* BEGIN *

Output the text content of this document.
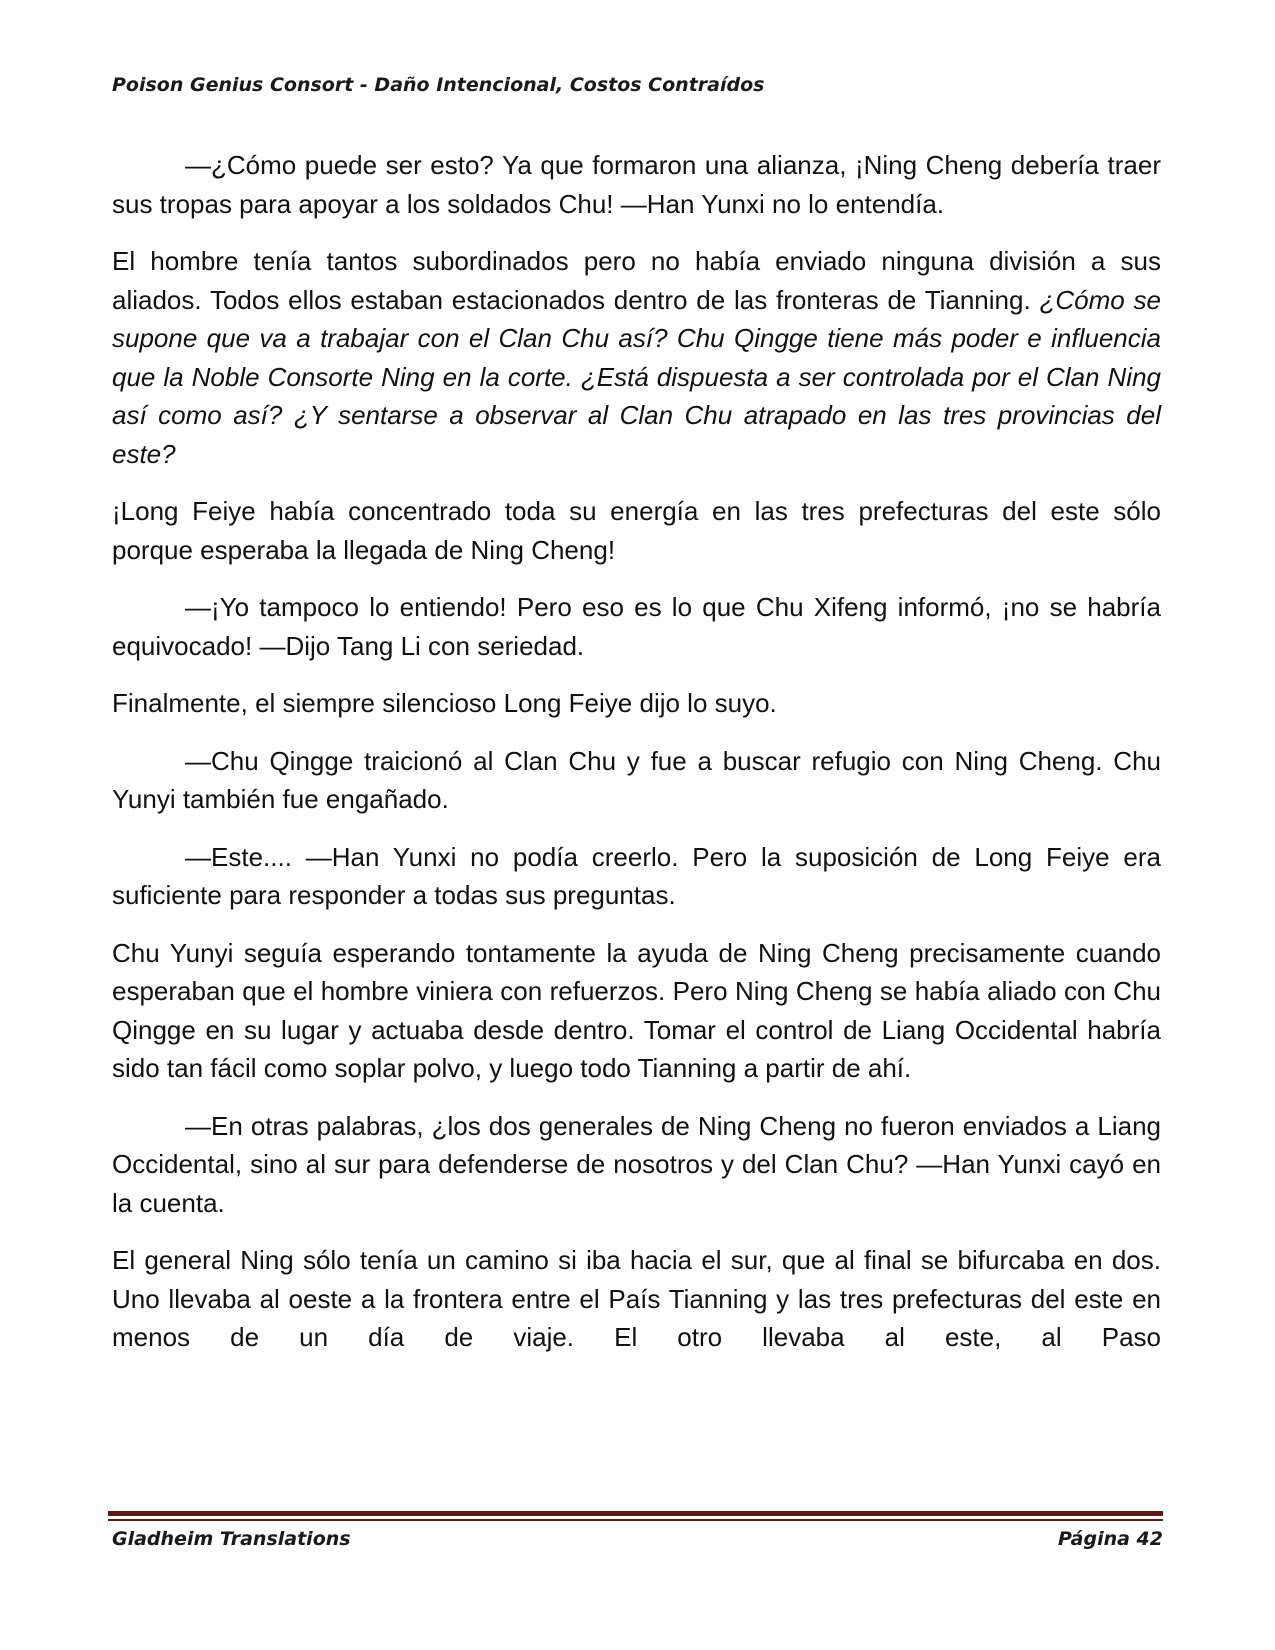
Poison Genius Consort - Daño Intencional, Costos Contraídos

—¿Cómo puede ser esto? Ya que formaron una alianza, ¡Ning Cheng debería traer sus tropas para apoyar a los soldados Chu! —Han Yunxi no lo entendía.

El hombre tenía tantos subordinados pero no había enviado ninguna división a sus aliados. Todos ellos estaban estacionados dentro de las fronteras de Tianning. ¿Cómo se supone que va a trabajar con el Clan Chu así? Chu Qingge tiene más poder e influencia que la Noble Consorte Ning en la corte. ¿Está dispuesta a ser controlada por el Clan Ning así como así? ¿Y sentarse a observar al Clan Chu atrapado en las tres provincias del este?

¡Long Feiye había concentrado toda su energía en las tres prefecturas del este sólo porque esperaba la llegada de Ning Cheng!

—¡Yo tampoco lo entiendo! Pero eso es lo que Chu Xifeng informó, ¡no se habría equivocado! —Dijo Tang Li con seriedad.

Finalmente, el siempre silencioso Long Feiye dijo lo suyo.

—Chu Qingge traicionó al Clan Chu y fue a buscar refugio con Ning Cheng. Chu Yunyi también fue engañado.

—Este.... —Han Yunxi no podía creerlo. Pero la suposición de Long Feiye era suficiente para responder a todas sus preguntas.

Chu Yunyi seguía esperando tontamente la ayuda de Ning Cheng precisamente cuando esperaban que el hombre viniera con refuerzos. Pero Ning Cheng se había aliado con Chu Qingge en su lugar y actuaba desde dentro. Tomar el control de Liang Occidental habría sido tan fácil como soplar polvo, y luego todo Tianning a partir de ahí.

—En otras palabras, ¿los dos generales de Ning Cheng no fueron enviados a Liang Occidental, sino al sur para defenderse de nosotros y del Clan Chu? —Han Yunxi cayó en la cuenta.

El general Ning sólo tenía un camino si iba hacia el sur, que al final se bifurcaba en dos. Uno llevaba al oeste a la frontera entre el País Tianning y las tres prefecturas del este en menos de un día de viaje. El otro llevaba al este, al Paso

Gladheim Translations	Página 42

* END *

* **GIVEN REQUEST**:
What you return should match the records above word for word, minus the pictures.

* **SOLUTION TO THE PROBLEM**:
Output the text content of this document.
Poison Genius Consort - Daño Intencional, Costos Contraídos

—¿Cómo puede ser esto? Ya que formaron una alianza, ¡Ning Cheng debería traer sus tropas para apoyar a los soldados Chu! —Han Yunxi no lo entendía.

El hombre tenía tantos subordinados pero no había enviado ninguna división a sus aliados. Todos ellos estaban estacionados dentro de las fronteras de Tianning. ¿Cómo se supone que va a trabajar con el Clan Chu así? Chu Qingge tiene más poder e influencia que la Noble Consorte Ning en la corte. ¿Está dispuesta a ser controlada por el Clan Ning así como así? ¿Y sentarse a observar al Clan Chu atrapado en las tres provincias del este?

¡Long Feiye había concentrado toda su energía en las tres prefecturas del este sólo porque esperaba la llegada de Ning Cheng!

—¡Yo tampoco lo entiendo! Pero eso es lo que Chu Xifeng informó, ¡no se habría equivocado! —Dijo Tang Li con seriedad.

Finalmente, el siempre silencioso Long Feiye dijo lo suyo.

—Chu Qingge traicionó al Clan Chu y fue a buscar refugio con Ning Cheng. Chu Yunyi también fue engañado.

—Este.... —Han Yunxi no podía creerlo. Pero la suposición de Long Feiye era suficiente para responder a todas sus preguntas.

Chu Yunyi seguía esperando tontamente la ayuda de Ning Cheng precisamente cuando esperaban que el hombre viniera con refuerzos. Pero Ning Cheng se había aliado con Chu Qingge en su lugar y actuaba desde dentro. Tomar el control de Liang Occidental habría sido tan fácil como soplar polvo, y luego todo Tianning a partir de ahí.

—En otras palabras, ¿los dos generales de Ning Cheng no fueron enviados a Liang Occidental, sino al sur para defenderse de nosotros y del Clan Chu? —Han Yunxi cayó en la cuenta.

El general Ning sólo tenía un camino si iba hacia el sur, que al final se bifurcaba en dos. Uno llevaba al oeste a la frontera entre el País Tianning y las tres prefecturas del este en menos de un día de viaje. El otro llevaba al este, al Paso

Gladheim Translations	Página 42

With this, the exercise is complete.